▸ Task instructions: Quote the records beneath, complete and exact. Leave out images.

▸ Dataset extract:
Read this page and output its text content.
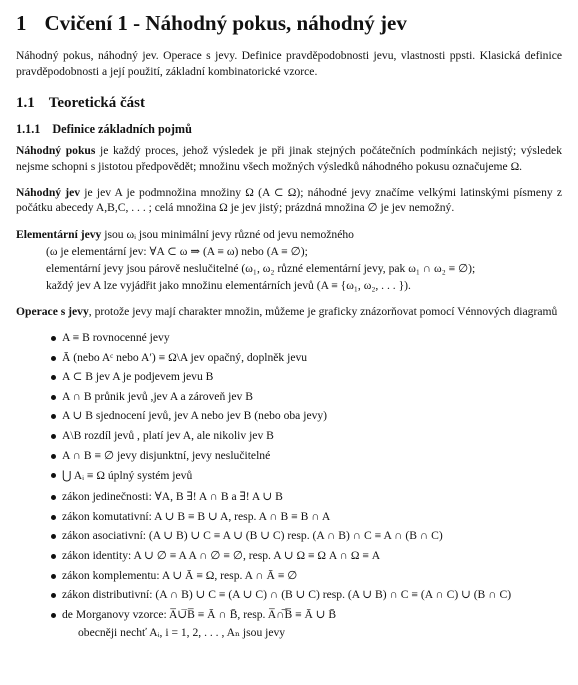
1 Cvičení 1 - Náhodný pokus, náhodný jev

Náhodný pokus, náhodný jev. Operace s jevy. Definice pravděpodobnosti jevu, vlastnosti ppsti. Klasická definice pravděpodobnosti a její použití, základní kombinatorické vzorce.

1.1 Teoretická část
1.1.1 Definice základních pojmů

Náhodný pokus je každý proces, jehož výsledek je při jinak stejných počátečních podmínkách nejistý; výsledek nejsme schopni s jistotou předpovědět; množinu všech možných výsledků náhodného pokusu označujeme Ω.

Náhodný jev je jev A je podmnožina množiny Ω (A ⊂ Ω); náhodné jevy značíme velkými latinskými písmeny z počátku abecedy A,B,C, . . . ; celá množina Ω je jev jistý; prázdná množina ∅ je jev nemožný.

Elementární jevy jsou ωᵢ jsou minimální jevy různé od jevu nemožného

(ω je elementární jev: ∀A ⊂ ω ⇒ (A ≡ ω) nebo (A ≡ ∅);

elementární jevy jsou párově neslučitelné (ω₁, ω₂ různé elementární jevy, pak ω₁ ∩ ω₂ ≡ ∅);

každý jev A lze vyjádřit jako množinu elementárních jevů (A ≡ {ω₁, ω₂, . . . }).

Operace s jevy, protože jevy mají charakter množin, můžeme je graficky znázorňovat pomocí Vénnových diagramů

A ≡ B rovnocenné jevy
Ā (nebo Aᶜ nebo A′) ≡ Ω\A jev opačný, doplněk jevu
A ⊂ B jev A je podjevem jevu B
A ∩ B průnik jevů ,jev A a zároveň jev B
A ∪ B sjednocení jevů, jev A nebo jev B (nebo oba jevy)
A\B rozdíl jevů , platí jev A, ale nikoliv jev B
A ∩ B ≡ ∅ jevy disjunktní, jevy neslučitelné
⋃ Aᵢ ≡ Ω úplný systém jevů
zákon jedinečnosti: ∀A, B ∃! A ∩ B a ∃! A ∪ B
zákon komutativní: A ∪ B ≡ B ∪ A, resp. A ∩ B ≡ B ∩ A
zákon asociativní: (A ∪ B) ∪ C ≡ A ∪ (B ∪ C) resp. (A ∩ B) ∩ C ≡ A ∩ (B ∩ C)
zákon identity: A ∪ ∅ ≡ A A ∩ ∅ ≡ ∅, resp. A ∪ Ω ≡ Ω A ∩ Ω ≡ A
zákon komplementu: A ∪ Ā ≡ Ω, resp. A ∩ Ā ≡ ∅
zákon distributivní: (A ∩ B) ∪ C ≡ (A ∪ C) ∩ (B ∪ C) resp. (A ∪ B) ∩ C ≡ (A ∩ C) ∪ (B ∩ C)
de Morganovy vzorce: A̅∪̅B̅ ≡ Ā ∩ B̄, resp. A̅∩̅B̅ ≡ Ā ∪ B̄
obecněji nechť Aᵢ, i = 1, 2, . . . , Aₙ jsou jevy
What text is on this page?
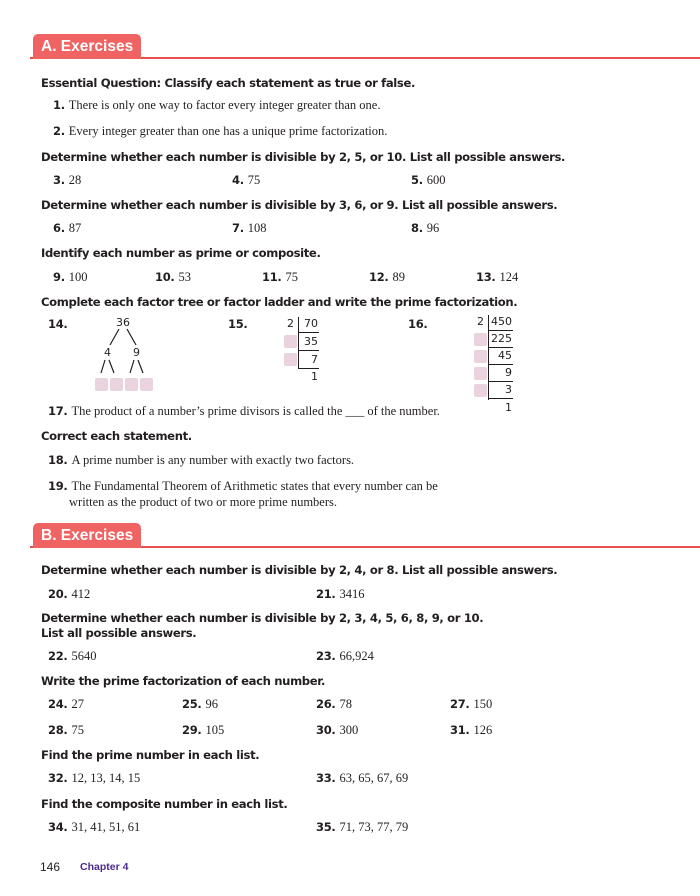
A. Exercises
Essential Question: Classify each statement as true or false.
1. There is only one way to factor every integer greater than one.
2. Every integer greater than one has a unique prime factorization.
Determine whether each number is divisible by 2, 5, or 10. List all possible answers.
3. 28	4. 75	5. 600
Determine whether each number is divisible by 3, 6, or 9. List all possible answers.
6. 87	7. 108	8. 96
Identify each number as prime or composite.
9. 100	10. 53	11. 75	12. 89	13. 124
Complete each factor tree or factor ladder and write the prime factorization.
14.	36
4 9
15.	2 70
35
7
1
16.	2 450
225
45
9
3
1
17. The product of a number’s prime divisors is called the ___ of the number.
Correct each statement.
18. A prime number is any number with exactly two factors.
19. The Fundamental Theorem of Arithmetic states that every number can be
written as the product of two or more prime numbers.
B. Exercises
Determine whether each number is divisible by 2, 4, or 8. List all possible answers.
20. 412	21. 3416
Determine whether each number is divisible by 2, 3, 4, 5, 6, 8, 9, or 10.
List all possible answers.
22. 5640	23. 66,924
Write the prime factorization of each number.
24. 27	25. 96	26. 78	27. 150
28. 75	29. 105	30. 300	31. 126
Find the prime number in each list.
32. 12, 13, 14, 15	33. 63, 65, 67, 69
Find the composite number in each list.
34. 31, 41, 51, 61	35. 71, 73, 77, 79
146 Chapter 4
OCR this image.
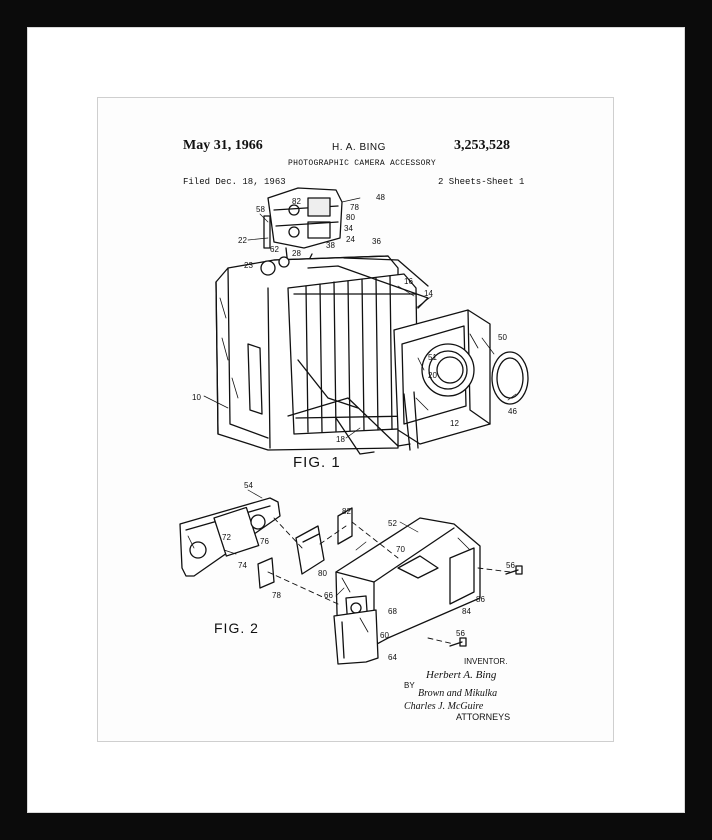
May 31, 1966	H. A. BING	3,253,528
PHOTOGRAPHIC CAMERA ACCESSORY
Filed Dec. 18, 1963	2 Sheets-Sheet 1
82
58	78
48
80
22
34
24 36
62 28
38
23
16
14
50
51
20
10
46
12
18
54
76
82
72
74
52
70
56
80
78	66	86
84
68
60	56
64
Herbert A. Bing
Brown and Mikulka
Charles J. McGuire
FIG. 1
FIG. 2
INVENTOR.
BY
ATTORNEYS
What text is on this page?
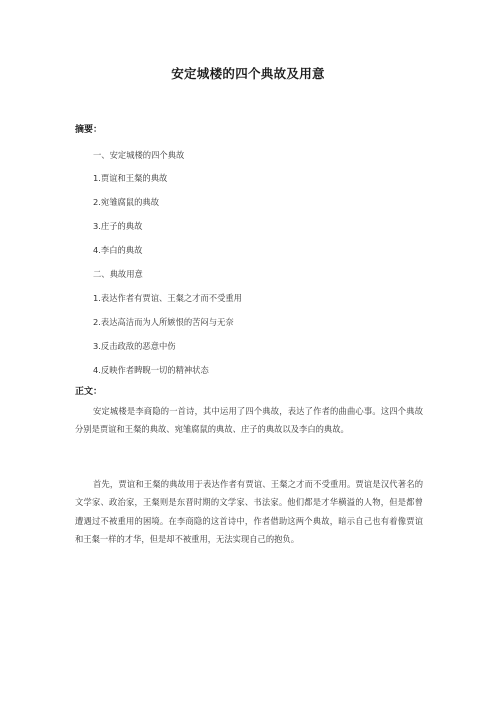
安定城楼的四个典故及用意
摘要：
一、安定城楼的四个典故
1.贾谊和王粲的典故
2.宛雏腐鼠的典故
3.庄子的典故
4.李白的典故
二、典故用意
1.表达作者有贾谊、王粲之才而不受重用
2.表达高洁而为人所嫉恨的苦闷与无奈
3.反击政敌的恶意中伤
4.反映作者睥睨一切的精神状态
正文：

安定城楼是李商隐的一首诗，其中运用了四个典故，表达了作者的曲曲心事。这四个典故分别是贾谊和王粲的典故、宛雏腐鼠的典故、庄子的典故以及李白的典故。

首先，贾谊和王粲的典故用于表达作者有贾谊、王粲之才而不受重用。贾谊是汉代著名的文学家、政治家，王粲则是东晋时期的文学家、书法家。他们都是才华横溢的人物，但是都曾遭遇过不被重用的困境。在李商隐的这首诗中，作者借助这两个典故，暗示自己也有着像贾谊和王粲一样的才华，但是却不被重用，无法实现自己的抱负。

▸ Output for this task:
Read this page and output its text content.
1 Cvičení 1 - Náhodný pokus, náhodný jev

Náhodný pokus, náhodný jev. Operace s jevy. Definice pravděpodobnosti jevu, vlastnosti ppsti. Klasická definice pravděpodobnosti a její použití, základní kombinatorické vzorce.

1.1 Teoretická část
1.1.1 Definice základních pojmů

Náhodný pokus je každý proces, jehož výsledek je při jinak stejných počátečních podmínkách nejistý; výsledek nejsme schopni s jistotou předpovědět; množinu všech možných výsledků náhodného pokusu označujeme Ω.

Náhodný jev je jev A je podmnožina množiny Ω (A ⊂ Ω); náhodné jevy značíme velkými latinskými písmeny z počátku abecedy A,B,C, . . . ; celá množina Ω je jev jistý; prázdná množina ∅ je jev nemožný.

Elementární jevy jsou ωᵢ jsou minimální jevy různé od jevu nemožného

(ω je elementární jev: ∀A ⊂ ω ⇒ (A ≡ ω) nebo (A ≡ ∅);

elementární jevy jsou párově neslučitelné (ω₁, ω₂ různé elementární jevy, pak ω₁ ∩ ω₂ ≡ ∅);

každý jev A lze vyjádřit jako množinu elementárních jevů (A ≡ {ω₁, ω₂, . . . }).

Operace s jevy, protože jevy mají charakter množin, můžeme je graficky znázorňovat pomocí Vénnových diagramů

A ≡ B rovnocenné jevy
Ā (nebo Aᶜ nebo A′) ≡ Ω\A jev opačný, doplněk jevu
A ⊂ B jev A je podjevem jevu B
A ∩ B průnik jevů ,jev A a zároveň jev B
A ∪ B sjednocení jevů, jev A nebo jev B (nebo oba jevy)
A\B rozdíl jevů , platí jev A, ale nikoliv jev B
A ∩ B ≡ ∅ jevy disjunktní, jevy neslučitelné
⋃ Aᵢ ≡ Ω úplný systém jevů
zákon jedinečnosti: ∀A, B ∃! A ∩ B a ∃! A ∪ B
zákon komutativní: A ∪ B ≡ B ∪ A, resp. A ∩ B ≡ B ∩ A
zákon asociativní: (A ∪ B) ∪ C ≡ A ∪ (B ∪ C) resp. (A ∩ B) ∩ C ≡ A ∩ (B ∩ C)
zákon identity: A ∪ ∅ ≡ A A ∩ ∅ ≡ ∅, resp. A ∪ Ω ≡ Ω A ∩ Ω ≡ A
zákon komplementu: A ∪ Ā ≡ Ω, resp. A ∩ Ā ≡ ∅
zákon distributivní: (A ∩ B) ∪ C ≡ (A ∪ C) ∩ (B ∪ C) resp. (A ∪ B) ∩ C ≡ (A ∩ C) ∪ (B ∩ C)
de Morganovy vzorce: A̅∪̅B̅ ≡ Ā ∩ B̄, resp. A̅∩̅B̅ ≡ Ā ∪ B̄
obecněji nechť Aᵢ, i = 1, 2, . . . , Aₙ jsou jevy
What text is on this page?
A. Exercises
Essential Question: Classify each statement as true or false.
1. There is only one way to factor every integer greater than one.
2. Every integer greater than one has a unique prime factorization.
Determine whether each number is divisible by 2, 5, or 10. List all possible answers.
3. 28	4. 75	5. 600
Determine whether each number is divisible by 3, 6, or 9. List all possible answers.
6. 87	7. 108	8. 96
Identify each number as prime or composite.
9. 100	10. 53	11. 75	12. 89	13. 124
Complete each factor tree or factor ladder and write the prime factorization.
14.	36
4 9
15.	2 70
35
7
1
16.	2 450
225
45
9
3
1
17. The product of a number’s prime divisors is called the ___ of the number.
Correct each statement.
18. A prime number is any number with exactly two factors.
19. The Fundamental Theorem of Arithmetic states that every number can be
written as the product of two or more prime numbers.
B. Exercises
Determine whether each number is divisible by 2, 4, or 8. List all possible answers.
20. 412	21. 3416
Determine whether each number is divisible by 2, 3, 4, 5, 6, 8, 9, or 10.
List all possible answers.
22. 5640	23. 66,924
Write the prime factorization of each number.
24. 27	25. 96	26. 78	27. 150
28. 75	29. 105	30. 300	31. 126
Find the prime number in each list.
32. 12, 13, 14, 15	33. 63, 65, 67, 69
Find the composite number in each list.
34. 31, 41, 51, 61	35. 71, 73, 77, 79
146 Chapter 4
OCR this image.
May 31, 1966	H. A. BING	3,253,528
PHOTOGRAPHIC CAMERA ACCESSORY
Filed Dec. 18, 1963	2 Sheets-Sheet 1
82
58	78
48
80
22
34
24 36
62 28
38
23
16
14
50
51
20
10
46
12
18
54
76
82
72
74
52
70
56
80
78	66	86
84
68
60	56
64
Herbert A. Bing
Brown and Mikulka
Charles J. McGuire
FIG. 1
FIG. 2
INVENTOR.
BY
ATTORNEYS
What text is on this page?
安定城楼的四个典故及用意
摘要：
一、安定城楼的四个典故
1.贾谊和王粲的典故
2.宛雏腐鼠的典故
3.庄子的典故
4.李白的典故
二、典故用意
1.表达作者有贾谊、王粲之才而不受重用
2.表达高洁而为人所嫉恨的苦闷与无奈
3.反击政敌的恶意中伤
4.反映作者睥睨一切的精神状态
正文：

安定城楼是李商隐的一首诗，其中运用了四个典故，表达了作者的曲曲心事。这四个典故分别是贾谊和王粲的典故、宛雏腐鼠的典故、庄子的典故以及李白的典故。

首先，贾谊和王粲的典故用于表达作者有贾谊、王粲之才而不受重用。贾谊是汉代著名的文学家、政治家，王粲则是东晋时期的文学家、书法家。他们都是才华横溢的人物，但是都曾遭遇过不被重用的困境。在李商隐的这首诗中，作者借助这两个典故，暗示自己也有着像贾谊和王粲一样的才华，但是却不被重用，无法实现自己的抱负。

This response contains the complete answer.